[STATED EXERCISE A]:
Answer these questions about the email thread on PGP/MIME below:
(i) Who wrote the paragraph beginning "I think in general that creating a new subtype"?
(ii) According to the paragraph beginning "The point is", how do agents that don't "support" the "lite" form show it?
(iii) Which email client had a problem with the test mail until its configuration was changed?

On Fri, Jan 24, 2003 at 11:08:25AM -0500, Michael Young wrote:

David Shaw wrote:
I think in general that creating a new subtype of text to solve this
problem is a non-starter.  Part of the original problem was that not
enough mailers supported PGP/MIME (or indeed, MIME in general)
sufficiently well.  I suspect that using a new subtype will eventually
end up as "PGP/MIME lite" and will similarly not be supported.

The point is that the "lite" form is displayed reasonably even in
agents that don't "support" it.  They show it as text.  When
confronted with multipart/signed, some agents display the pieces
as attachments or not at all; this makes reading the text painful,
and verifying the signature manually even more so.

I think we've seen in this thread that the "lite" form is not
displayed at all in agents that don't support it.

There will always be some email client that can't handle the new
content-type.  One of the main complaints about PGP/MIME is that it
does not degrade well, and this has the same problem.  Even mutt,
(which Thomas should know well ;)), had a problem with his test mail
until I went in and mucked with the configuration.  Why go out of our
way to make regular clearsigned messages more confusing and much more
likely to Just Not Work for fiddling reasons that are going to be
different on every single mailer?

[Dataset entries]

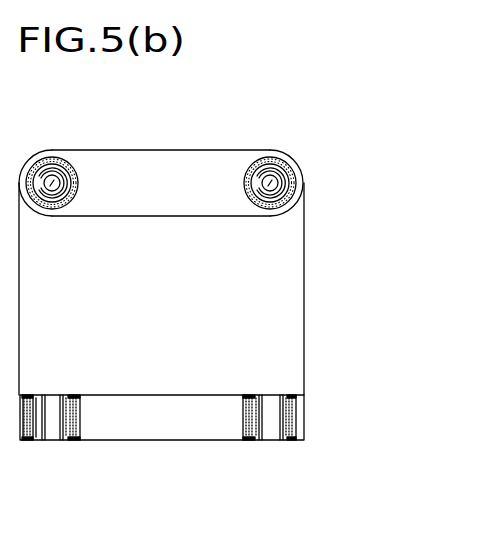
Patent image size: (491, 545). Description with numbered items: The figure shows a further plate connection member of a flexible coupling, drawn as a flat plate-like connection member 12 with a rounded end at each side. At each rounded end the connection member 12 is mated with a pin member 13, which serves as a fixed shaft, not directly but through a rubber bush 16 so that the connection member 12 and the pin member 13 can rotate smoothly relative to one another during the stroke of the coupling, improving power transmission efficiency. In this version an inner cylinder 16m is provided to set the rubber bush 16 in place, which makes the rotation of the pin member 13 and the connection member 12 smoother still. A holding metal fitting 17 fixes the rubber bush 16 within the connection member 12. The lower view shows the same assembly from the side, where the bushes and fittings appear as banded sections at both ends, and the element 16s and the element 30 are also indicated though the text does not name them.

The connection member 12 is at (198, 172).
The pin member 13 is at (60, 152).
The rubber bush 16 is at (75, 170).
The holding metal fitting 17 is at (63, 159).
The roller shaft 16s is at (72, 198).
The inner cylinder 16m is at (60, 205).
The belt 30 is at (123, 403).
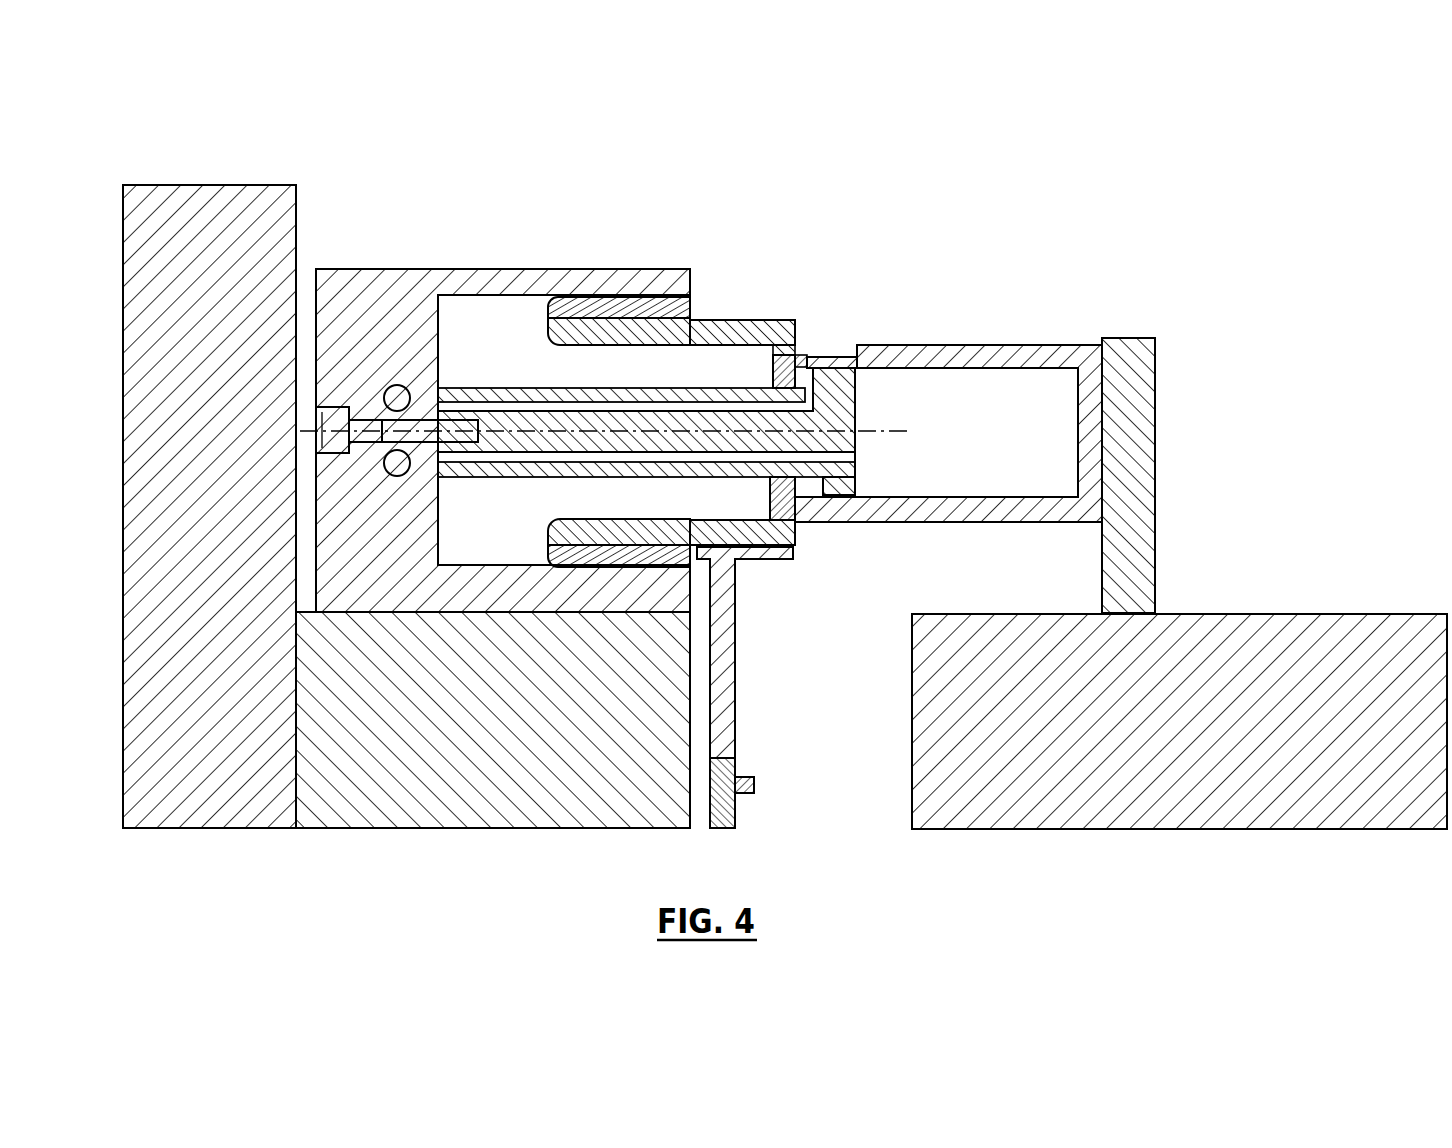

[STATED EXERCISE B]:
In the records, swap "flexible coupling" for "shaft coupling" and rewrite the lines from the start of the records through the line that contains "The connection member 12 is at (198, 172).", inclusive, leaving everything else unchanged. Leave out the pictures.

[EXERCISE RESULT A]:
(i) David Shaw
(ii) They show it as text.
(iii) mutt

[EXERCISE RESULT B]:
Patent image size: (491, 545). Description with numbered items: The figure shows a further plate connection member of a shaft coupling, drawn as a flat plate-like connection member 12 with a rounded end at each side. At each rounded end the connection member 12 is mated with a pin member 13, which serves as a fixed shaft, not directly but through a rubber bush 16 so that the connection member 12 and the pin member 13 can rotate smoothly relative to one another during the stroke of the coupling, improving power transmission efficiency. In this version an inner cylinder 16m is provided to set the rubber bush 16 in place, which makes the rotation of the pin member 13 and the connection member 12 smoother still. A holding metal fitting 17 fixes the rubber bush 16 within the connection member 12. The lower view shows the same assembly from the side, where the bushes and fittings appear as banded sections at both ends, and the element 16s and the element 30 are also indicated though the text does not name them.

The connection member 12 is at (198, 172).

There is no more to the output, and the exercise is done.